Stored entries
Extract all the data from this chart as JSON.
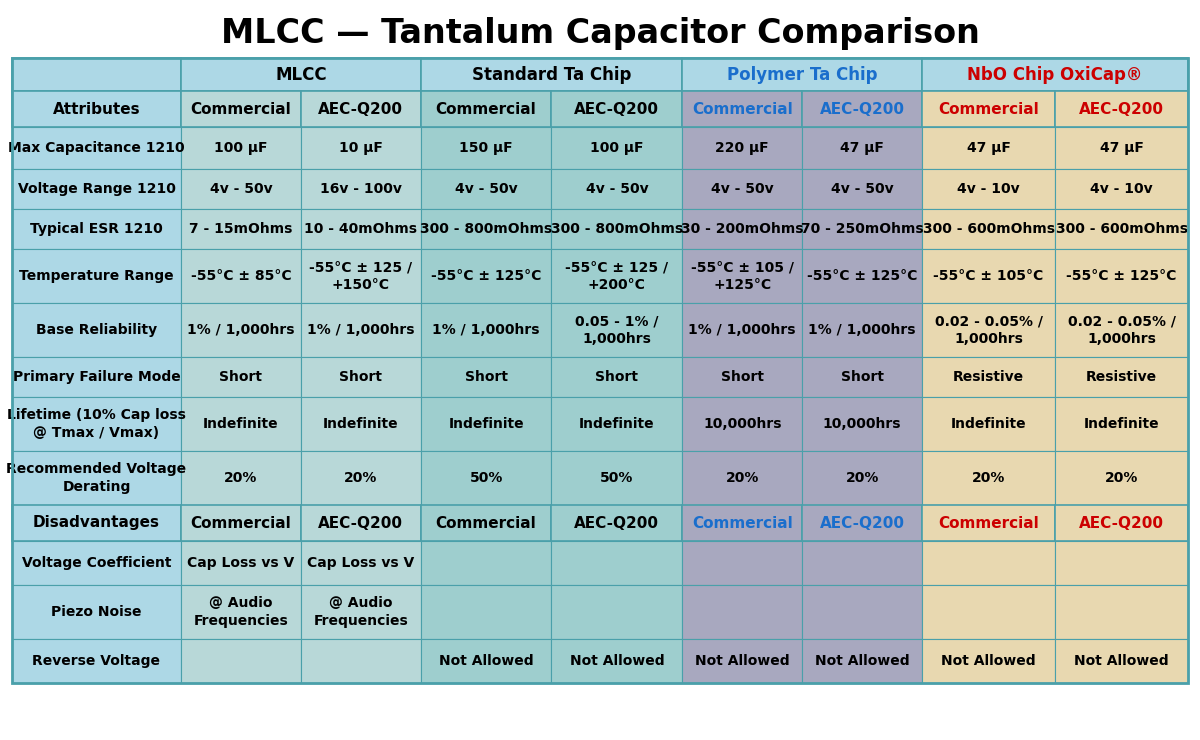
{
  "title": "MLCC — Tantalum Capacitor Comparison",
  "title_fontsize": 24,
  "title_fontweight": "bold",
  "col_groups": [
    {
      "label": "",
      "cols": 1,
      "color": "#add8e6",
      "text_color": "#000000"
    },
    {
      "label": "MLCC",
      "cols": 2,
      "color": "#add8e6",
      "text_color": "#000000"
    },
    {
      "label": "Standard Ta Chip",
      "cols": 2,
      "color": "#add8e6",
      "text_color": "#000000"
    },
    {
      "label": "Polymer Ta Chip",
      "cols": 2,
      "color": "#add8e6",
      "text_color": "#1a6ecc"
    },
    {
      "label": "NbO Chip OxiCap®",
      "cols": 2,
      "color": "#add8e6",
      "text_color": "#cc0000"
    }
  ],
  "sub_header_labels": [
    "Attributes",
    "Commercial",
    "AEC-Q200",
    "Commercial",
    "AEC-Q200",
    "Commercial",
    "AEC-Q200",
    "Commercial",
    "AEC-Q200"
  ],
  "sub_header_text_colors": [
    "#000000",
    "#000000",
    "#000000",
    "#000000",
    "#000000",
    "#1a6ecc",
    "#1a6ecc",
    "#cc0000",
    "#cc0000"
  ],
  "sub_header_fontsize": 11,
  "sub_header_fontweight": "bold",
  "col_bg_colors": [
    "#add8e6",
    "#b8d8d8",
    "#b8d8d8",
    "#9ecece",
    "#9ecece",
    "#a8a8bf",
    "#a8a8bf",
    "#e8d8b0",
    "#e8d8b0"
  ],
  "attr_rows": [
    {
      "label": "Max Capacitance 1210",
      "values": [
        "100 µF",
        "10 µF",
        "150 µF",
        "100 µF",
        "220 µF",
        "47 µF",
        "47 µF",
        "47 µF"
      ]
    },
    {
      "label": "Voltage Range 1210",
      "values": [
        "4v - 50v",
        "16v - 100v",
        "4v - 50v",
        "4v - 50v",
        "4v - 50v",
        "4v - 50v",
        "4v - 10v",
        "4v - 10v"
      ]
    },
    {
      "label": "Typical ESR 1210",
      "values": [
        "7 - 15mOhms",
        "10 - 40mOhms",
        "300 - 800mOhms",
        "300 - 800mOhms",
        "30 - 200mOhms",
        "70 - 250mOhms",
        "300 - 600mOhms",
        "300 - 600mOhms"
      ]
    },
    {
      "label": "Temperature Range",
      "values": [
        "-55°C ± 85°C",
        "-55°C ± 125 /\n+150°C",
        "-55°C ± 125°C",
        "-55°C ± 125 /\n+200°C",
        "-55°C ± 105 /\n+125°C",
        "-55°C ± 125°C",
        "-55°C ± 105°C",
        "-55°C ± 125°C"
      ]
    },
    {
      "label": "Base Reliability",
      "values": [
        "1% / 1,000hrs",
        "1% / 1,000hrs",
        "1% / 1,000hrs",
        "0.05 - 1% /\n1,000hrs",
        "1% / 1,000hrs",
        "1% / 1,000hrs",
        "0.02 - 0.05% /\n1,000hrs",
        "0.02 - 0.05% /\n1,000hrs"
      ]
    },
    {
      "label": "Primary Failure Mode",
      "values": [
        "Short",
        "Short",
        "Short",
        "Short",
        "Short",
        "Short",
        "Resistive",
        "Resistive"
      ]
    },
    {
      "label": "Lifetime (10% Cap loss\n@ Tmax / Vmax)",
      "values": [
        "Indefinite",
        "Indefinite",
        "Indefinite",
        "Indefinite",
        "10,000hrs",
        "10,000hrs",
        "Indefinite",
        "Indefinite"
      ]
    },
    {
      "label": "Recommended Voltage\nDerating",
      "values": [
        "20%",
        "20%",
        "50%",
        "50%",
        "20%",
        "20%",
        "20%",
        "20%"
      ]
    }
  ],
  "disadv_rows": [
    {
      "label": "Voltage Coefficient",
      "values": [
        "Cap Loss vs V",
        "Cap Loss vs V",
        "",
        "",
        "",
        "",
        "",
        ""
      ]
    },
    {
      "label": "Piezo Noise",
      "values": [
        "@ Audio\nFrequencies",
        "@ Audio\nFrequencies",
        "",
        "",
        "",
        "",
        "",
        ""
      ]
    },
    {
      "label": "Reverse Voltage",
      "values": [
        "",
        "",
        "Not Allowed",
        "Not Allowed",
        "Not Allowed",
        "Not Allowed",
        "Not Allowed",
        "Not Allowed"
      ]
    }
  ],
  "border_color": "#4aa0aa",
  "thick_border_color": "#4aa0aa",
  "text_fontsize": 10,
  "label_fontsize": 10,
  "label_fontweight": "bold",
  "data_fontweight": "bold"
}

◆ EXERCISE AIM ◆
Print the records word for word and exclude any picture they hold.

◆ RESPONSE BELOW ◆
Extract all the data from this chart as JSON.
{
  "title": "MLCC — Tantalum Capacitor Comparison",
  "title_fontsize": 24,
  "title_fontweight": "bold",
  "col_groups": [
    {
      "label": "",
      "cols": 1,
      "color": "#add8e6",
      "text_color": "#000000"
    },
    {
      "label": "MLCC",
      "cols": 2,
      "color": "#add8e6",
      "text_color": "#000000"
    },
    {
      "label": "Standard Ta Chip",
      "cols": 2,
      "color": "#add8e6",
      "text_color": "#000000"
    },
    {
      "label": "Polymer Ta Chip",
      "cols": 2,
      "color": "#add8e6",
      "text_color": "#1a6ecc"
    },
    {
      "label": "NbO Chip OxiCap®",
      "cols": 2,
      "color": "#add8e6",
      "text_color": "#cc0000"
    }
  ],
  "sub_header_labels": [
    "Attributes",
    "Commercial",
    "AEC-Q200",
    "Commercial",
    "AEC-Q200",
    "Commercial",
    "AEC-Q200",
    "Commercial",
    "AEC-Q200"
  ],
  "sub_header_text_colors": [
    "#000000",
    "#000000",
    "#000000",
    "#000000",
    "#000000",
    "#1a6ecc",
    "#1a6ecc",
    "#cc0000",
    "#cc0000"
  ],
  "sub_header_fontsize": 11,
  "sub_header_fontweight": "bold",
  "col_bg_colors": [
    "#add8e6",
    "#b8d8d8",
    "#b8d8d8",
    "#9ecece",
    "#9ecece",
    "#a8a8bf",
    "#a8a8bf",
    "#e8d8b0",
    "#e8d8b0"
  ],
  "attr_rows": [
    {
      "label": "Max Capacitance 1210",
      "values": [
        "100 µF",
        "10 µF",
        "150 µF",
        "100 µF",
        "220 µF",
        "47 µF",
        "47 µF",
        "47 µF"
      ]
    },
    {
      "label": "Voltage Range 1210",
      "values": [
        "4v - 50v",
        "16v - 100v",
        "4v - 50v",
        "4v - 50v",
        "4v - 50v",
        "4v - 50v",
        "4v - 10v",
        "4v - 10v"
      ]
    },
    {
      "label": "Typical ESR 1210",
      "values": [
        "7 - 15mOhms",
        "10 - 40mOhms",
        "300 - 800mOhms",
        "300 - 800mOhms",
        "30 - 200mOhms",
        "70 - 250mOhms",
        "300 - 600mOhms",
        "300 - 600mOhms"
      ]
    },
    {
      "label": "Temperature Range",
      "values": [
        "-55°C ± 85°C",
        "-55°C ± 125 /\n+150°C",
        "-55°C ± 125°C",
        "-55°C ± 125 /\n+200°C",
        "-55°C ± 105 /\n+125°C",
        "-55°C ± 125°C",
        "-55°C ± 105°C",
        "-55°C ± 125°C"
      ]
    },
    {
      "label": "Base Reliability",
      "values": [
        "1% / 1,000hrs",
        "1% / 1,000hrs",
        "1% / 1,000hrs",
        "0.05 - 1% /\n1,000hrs",
        "1% / 1,000hrs",
        "1% / 1,000hrs",
        "0.02 - 0.05% /\n1,000hrs",
        "0.02 - 0.05% /\n1,000hrs"
      ]
    },
    {
      "label": "Primary Failure Mode",
      "values": [
        "Short",
        "Short",
        "Short",
        "Short",
        "Short",
        "Short",
        "Resistive",
        "Resistive"
      ]
    },
    {
      "label": "Lifetime (10% Cap loss\n@ Tmax / Vmax)",
      "values": [
        "Indefinite",
        "Indefinite",
        "Indefinite",
        "Indefinite",
        "10,000hrs",
        "10,000hrs",
        "Indefinite",
        "Indefinite"
      ]
    },
    {
      "label": "Recommended Voltage\nDerating",
      "values": [
        "20%",
        "20%",
        "50%",
        "50%",
        "20%",
        "20%",
        "20%",
        "20%"
      ]
    }
  ],
  "disadv_rows": [
    {
      "label": "Voltage Coefficient",
      "values": [
        "Cap Loss vs V",
        "Cap Loss vs V",
        "",
        "",
        "",
        "",
        "",
        ""
      ]
    },
    {
      "label": "Piezo Noise",
      "values": [
        "@ Audio\nFrequencies",
        "@ Audio\nFrequencies",
        "",
        "",
        "",
        "",
        "",
        ""
      ]
    },
    {
      "label": "Reverse Voltage",
      "values": [
        "",
        "",
        "Not Allowed",
        "Not Allowed",
        "Not Allowed",
        "Not Allowed",
        "Not Allowed",
        "Not Allowed"
      ]
    }
  ],
  "border_color": "#4aa0aa",
  "thick_border_color": "#4aa0aa",
  "text_fontsize": 10,
  "label_fontsize": 10,
  "label_fontweight": "bold",
  "data_fontweight": "bold"
}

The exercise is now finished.